Requirements: Repeat the records in full and exactly, omitting pictures.

Given information:
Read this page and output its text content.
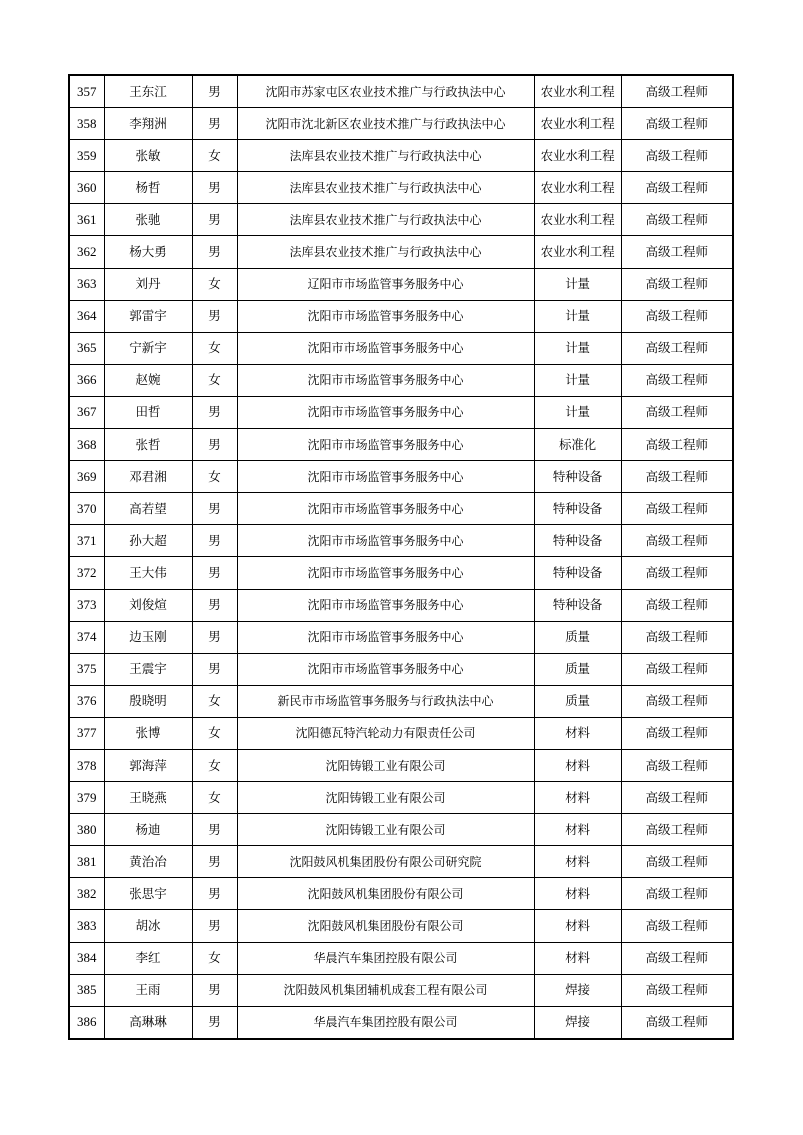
357	王东江	男	沈阳市苏家屯区农业技术推广与行政执法中心	农业水利工程	高级工程师
358	李翔洲	男	沈阳市沈北新区农业技术推广与行政执法中心	农业水利工程	高级工程师
359	张敏	女	法库县农业技术推广与行政执法中心	农业水利工程	高级工程师
360	杨哲	男	法库县农业技术推广与行政执法中心	农业水利工程	高级工程师
361	张驰	男	法库县农业技术推广与行政执法中心	农业水利工程	高级工程师
362	杨大勇	男	法库县农业技术推广与行政执法中心	农业水利工程	高级工程师
363	刘丹	女	辽阳市市场监管事务服务中心	计量	高级工程师
364	郭雷宇	男	沈阳市市场监管事务服务中心	计量	高级工程师
365	宁新宇	女	沈阳市市场监管事务服务中心	计量	高级工程师
366	赵婉	女	沈阳市市场监管事务服务中心	计量	高级工程师
367	田哲	男	沈阳市市场监管事务服务中心	计量	高级工程师
368	张哲	男	沈阳市市场监管事务服务中心	标准化	高级工程师
369	邓君湘	女	沈阳市市场监管事务服务中心	特种设备	高级工程师
370	高若望	男	沈阳市市场监管事务服务中心	特种设备	高级工程师
371	孙大超	男	沈阳市市场监管事务服务中心	特种设备	高级工程师
372	王大伟	男	沈阳市市场监管事务服务中心	特种设备	高级工程师
373	刘俊煊	男	沈阳市市场监管事务服务中心	特种设备	高级工程师
374	边玉刚	男	沈阳市市场监管事务服务中心	质量	高级工程师
375	王震宇	男	沈阳市市场监管事务服务中心	质量	高级工程师
376	殷晓明	女	新民市市场监管事务服务与行政执法中心	质量	高级工程师
377	张博	女	沈阳德瓦特汽轮动力有限责任公司	材料	高级工程师
378	郭海萍	女	沈阳铸锻工业有限公司	材料	高级工程师
379	王晓燕	女	沈阳铸锻工业有限公司	材料	高级工程师
380	杨迪	男	沈阳铸锻工业有限公司	材料	高级工程师
381	黄治冶	男	沈阳鼓风机集团股份有限公司研究院	材料	高级工程师
382	张思宇	男	沈阳鼓风机集团股份有限公司	材料	高级工程师
383	胡冰	男	沈阳鼓风机集团股份有限公司	材料	高级工程师
384	李红	女	华晨汽车集团控股有限公司	材料	高级工程师
385	王雨	男	沈阳鼓风机集团辅机成套工程有限公司	焊接	高级工程师
386	高琳琳	男	华晨汽车集团控股有限公司	焊接	高级工程师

Task result:
Read this page and output its text content.
357	王东江	男	沈阳市苏家屯区农业技术推广与行政执法中心	农业水利工程	高级工程师
358	李翔洲	男	沈阳市沈北新区农业技术推广与行政执法中心	农业水利工程	高级工程师
359	张敏	女	法库县农业技术推广与行政执法中心	农业水利工程	高级工程师
360	杨哲	男	法库县农业技术推广与行政执法中心	农业水利工程	高级工程师
361	张驰	男	法库县农业技术推广与行政执法中心	农业水利工程	高级工程师
362	杨大勇	男	法库县农业技术推广与行政执法中心	农业水利工程	高级工程师
363	刘丹	女	辽阳市市场监管事务服务中心	计量	高级工程师
364	郭雷宇	男	沈阳市市场监管事务服务中心	计量	高级工程师
365	宁新宇	女	沈阳市市场监管事务服务中心	计量	高级工程师
366	赵婉	女	沈阳市市场监管事务服务中心	计量	高级工程师
367	田哲	男	沈阳市市场监管事务服务中心	计量	高级工程师
368	张哲	男	沈阳市市场监管事务服务中心	标准化	高级工程师
369	邓君湘	女	沈阳市市场监管事务服务中心	特种设备	高级工程师
370	高若望	男	沈阳市市场监管事务服务中心	特种设备	高级工程师
371	孙大超	男	沈阳市市场监管事务服务中心	特种设备	高级工程师
372	王大伟	男	沈阳市市场监管事务服务中心	特种设备	高级工程师
373	刘俊煊	男	沈阳市市场监管事务服务中心	特种设备	高级工程师
374	边玉刚	男	沈阳市市场监管事务服务中心	质量	高级工程师
375	王震宇	男	沈阳市市场监管事务服务中心	质量	高级工程师
376	殷晓明	女	新民市市场监管事务服务与行政执法中心	质量	高级工程师
377	张博	女	沈阳德瓦特汽轮动力有限责任公司	材料	高级工程师
378	郭海萍	女	沈阳铸锻工业有限公司	材料	高级工程师
379	王晓燕	女	沈阳铸锻工业有限公司	材料	高级工程师
380	杨迪	男	沈阳铸锻工业有限公司	材料	高级工程师
381	黄治冶	男	沈阳鼓风机集团股份有限公司研究院	材料	高级工程师
382	张思宇	男	沈阳鼓风机集团股份有限公司	材料	高级工程师
383	胡冰	男	沈阳鼓风机集团股份有限公司	材料	高级工程师
384	李红	女	华晨汽车集团控股有限公司	材料	高级工程师
385	王雨	男	沈阳鼓风机集团辅机成套工程有限公司	焊接	高级工程师
386	高琳琳	男	华晨汽车集团控股有限公司	焊接	高级工程师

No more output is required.